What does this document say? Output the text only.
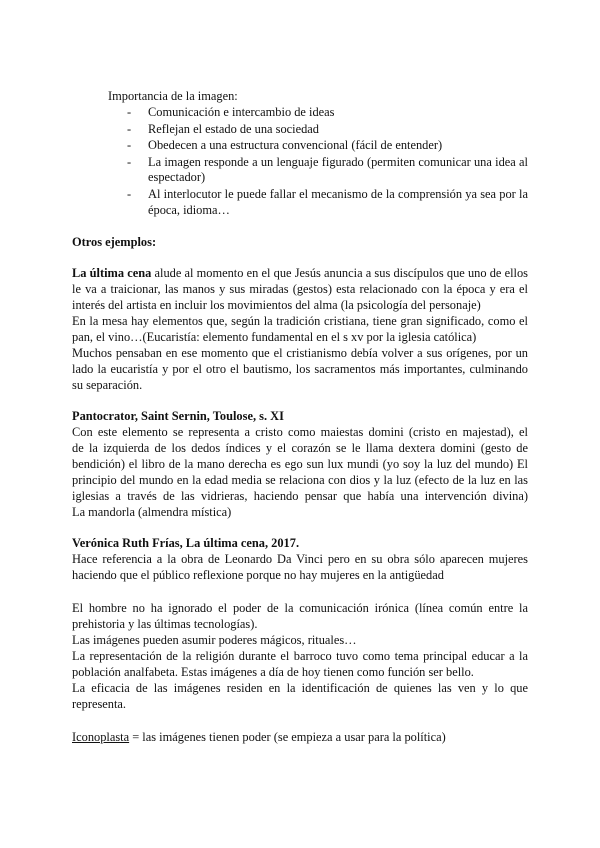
Importancia de la imagen:
- Comunicación e intercambio de ideas
- Reflejan el estado de una sociedad
- Obedecen a una estructura convencional (fácil de entender)
- La imagen responde a un lenguaje figurado (permiten comunicar una idea al
espectador)
- Al interlocutor le puede fallar el mecanismo de la comprensión ya sea por la
época, idioma…
Otros ejemplos:
La última cena alude al momento en el que Jesús anuncia a sus discípulos que uno de ellos
le va a traicionar, las manos y sus miradas (gestos) esta relacionado con la época y era el
interés del artista en incluir los movimientos del alma (la psicología del personaje)
En la mesa hay elementos que, según la tradición cristiana, tiene gran significado, como el
pan, el vino…(Eucaristía: elemento fundamental en el s xv por la iglesia católica)
Muchos pensaban en ese momento que el cristianismo debía volver a sus orígenes, por un
lado la eucaristía y por el otro el bautismo, los sacramentos más importantes, culminando
su separación.
Pantocrator, Saint Sernin, Toulose, s. XI
Con este elemento se representa a cristo como maiestas domini (cristo en majestad), el
de la izquierda de los dedos índices y el corazón se le llama dextera domini (gesto de
bendición) el libro de la mano derecha es ego sun lux mundi (yo soy la luz del mundo) El
principio del mundo en la edad media se relaciona con dios y la luz (efecto de la luz en las
iglesias a través de las vidrieras, haciendo pensar que había una intervención divina)
La mandorla (almendra mística)
Verónica Ruth Frías, La última cena, 2017.
Hace referencia a la obra de Leonardo Da Vinci pero en su obra sólo aparecen mujeres
haciendo que el público reflexione porque no hay mujeres en la antigüedad
El hombre no ha ignorado el poder de la comunicación irónica (línea común entre la
prehistoria y las últimas tecnologías).
Las imágenes pueden asumir poderes mágicos, rituales…
La representación de la religión durante el barroco tuvo como tema principal educar a la
población analfabeta. Estas imágenes a día de hoy tienen como función ser bello.
La eficacia de las imágenes residen en la identificación de quienes las ven y lo que
representa.
Iconoplasta = las imágenes tienen poder (se empieza a usar para la política)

▶ **Exercise**
Images are to be left out when the records above are written out again exactly.

▶ **Response box**
What does this document say? Output the text only.
Importancia de la imagen:
- Comunicación e intercambio de ideas
- Reflejan el estado de una sociedad
- Obedecen a una estructura convencional (fácil de entender)
- La imagen responde a un lenguaje figurado (permiten comunicar una idea al
espectador)
- Al interlocutor le puede fallar el mecanismo de la comprensión ya sea por la
época, idioma…
Otros ejemplos:
La última cena alude al momento en el que Jesús anuncia a sus discípulos que uno de ellos
le va a traicionar, las manos y sus miradas (gestos) esta relacionado con la época y era el
interés del artista en incluir los movimientos del alma (la psicología del personaje)
En la mesa hay elementos que, según la tradición cristiana, tiene gran significado, como el
pan, el vino…(Eucaristía: elemento fundamental en el s xv por la iglesia católica)
Muchos pensaban en ese momento que el cristianismo debía volver a sus orígenes, por un
lado la eucaristía y por el otro el bautismo, los sacramentos más importantes, culminando
su separación.
Pantocrator, Saint Sernin, Toulose, s. XI
Con este elemento se representa a cristo como maiestas domini (cristo en majestad), el
de la izquierda de los dedos índices y el corazón se le llama dextera domini (gesto de
bendición) el libro de la mano derecha es ego sun lux mundi (yo soy la luz del mundo) El
principio del mundo en la edad media se relaciona con dios y la luz (efecto de la luz en las
iglesias a través de las vidrieras, haciendo pensar que había una intervención divina)
La mandorla (almendra mística)
Verónica Ruth Frías, La última cena, 2017.
Hace referencia a la obra de Leonardo Da Vinci pero en su obra sólo aparecen mujeres
haciendo que el público reflexione porque no hay mujeres en la antigüedad
El hombre no ha ignorado el poder de la comunicación irónica (línea común entre la
prehistoria y las últimas tecnologías).
Las imágenes pueden asumir poderes mágicos, rituales…
La representación de la religión durante el barroco tuvo como tema principal educar a la
población analfabeta. Estas imágenes a día de hoy tienen como función ser bello.
La eficacia de las imágenes residen en la identificación de quienes las ven y lo que
representa.
Iconoplasta = las imágenes tienen poder (se empieza a usar para la política)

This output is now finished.